Source -
With the publication of her second book, “À voie basse”, multiple hats writer Aliénor Debrocq – author, journalist and teacher – sheds new light on the reality of parenthood.
It was books that opened up the world to Aliénor Debrocq. She began creating short stories as a teenager and writing became her way to go through life. To experience it. To comprehend it. To further explore human emotions. Thus, how else could she fully exist in her maternity-to-be than through words on a page?
Contrary to common belief, she did not choose to study Literature at University. Worried that she would lose touch with her own creative writing process by learning so many rules and structures, she chose to explore another of her interests, that of Art History, and pursued this knowledge with a PhD. During her thesis years, fictional writing slowly found its way back into her life. Once a Doctor, she chose to explore other writing pathways, starting as communications manager for the classical radio station Musiq’3, then as a cultural journalist for Le Soir and Le Vif, before also becoming a contemporary literature teacher at ARTS², the Academy of Arts of Mons and at La Cambre visual arts school in Brussels. With all these multiple forms of writing, Aliénor has carved a position for herself where she can connect with both words and the world and share the resulting thoughts with us on paper.
With the publication of her second collection of short stories this year, “À voie basse”, Aliénor explores the world of new pregnancy and parenthood in full light. She openly raises a subject we still speak too little about: that with the birth of a child comes the birth of a mother. New motherhood is a process, a complex identity transition with its joys but also its challenges. Without concealing or embellishing, her characters let us enter their lives, thoughts and hearts with such humanity that they will always manage to strike a chord with us. “À voie basse” is a mind shaker for whoever is willing to look in the mirror.

Source data -
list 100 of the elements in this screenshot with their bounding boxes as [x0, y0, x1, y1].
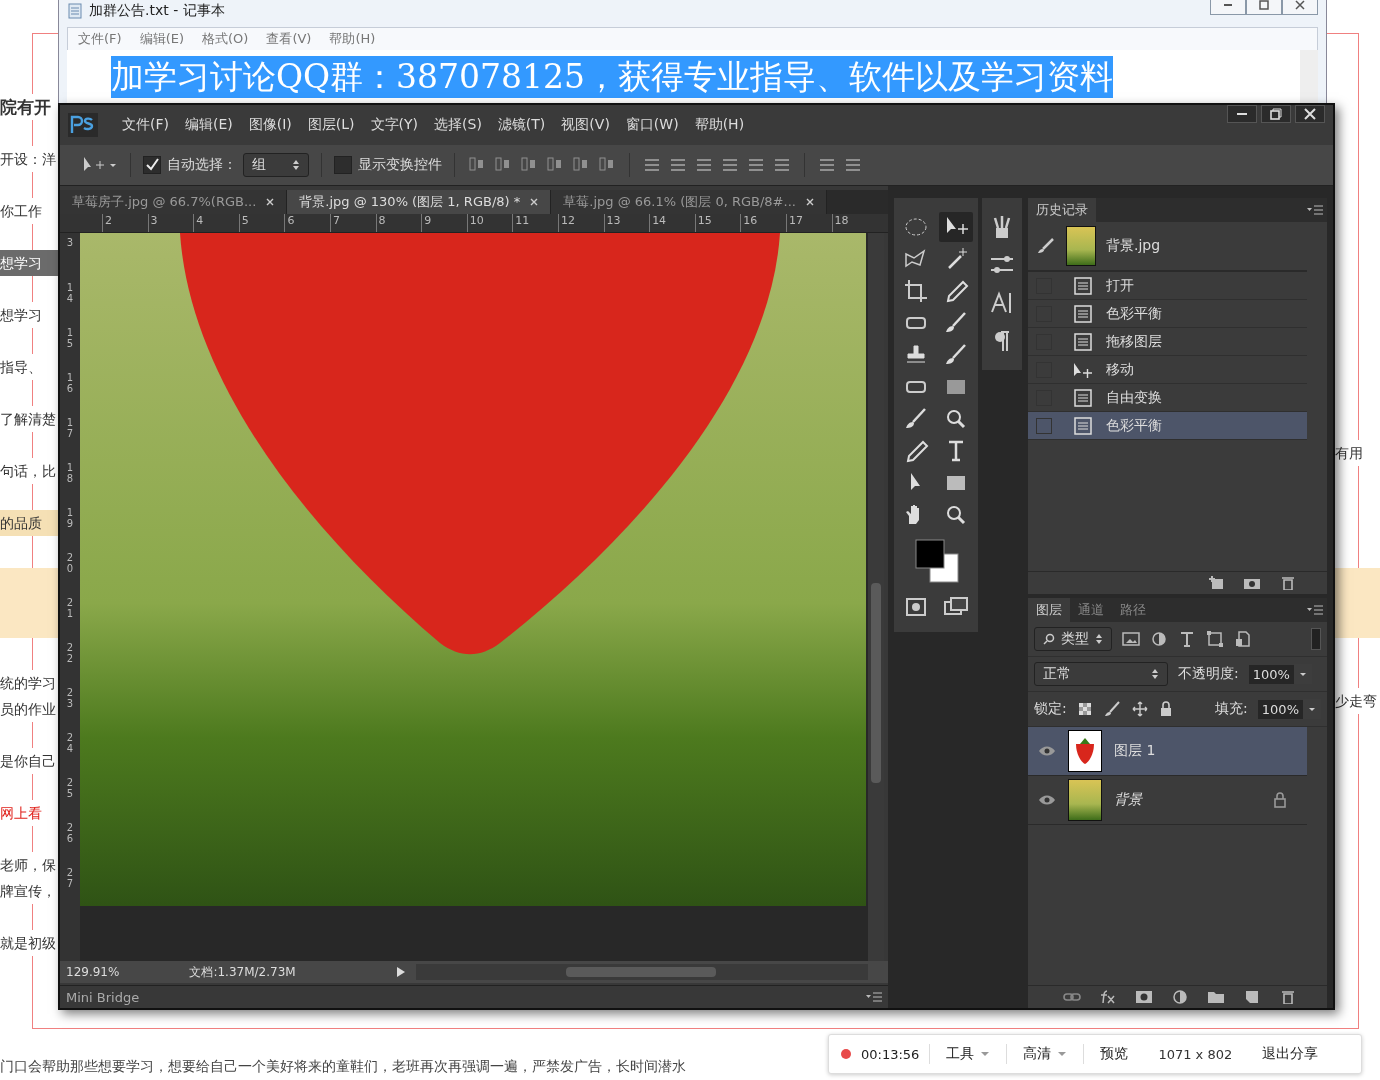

Given problem 1 - Reproduce the passage of the article about Aliénor Debrocq from "With the publication of her second collection" up to and including "in the mirror.".
Given problem 2 - According to the article about Aliénor Debrocq, why did she not study Literature at university?
The material has no connection to the article about Aliénor Debrocq.

Solution 1 -
With the publication of her second collection of short stories this year, “À voie basse”, Aliénor explores the world of new pregnancy and parenthood in full light. She openly raises a subject we still speak too little about: that with the birth of a child comes the birth of a mother. New motherhood is a process, a complex identity transition with its joys but also its challenges. Without concealing or embellishing, her characters let us enter their lives, thoughts and hearts with such humanity that they will always manage to strike a chord with us. “À voie basse” is a mind shaker for whoever is willing to look in the mirror.

Solution 2 - She worried that learning so many rules and structures would make her lose touch with her own creative writing process. She studied Art History instead and went on to earn a PhD in it.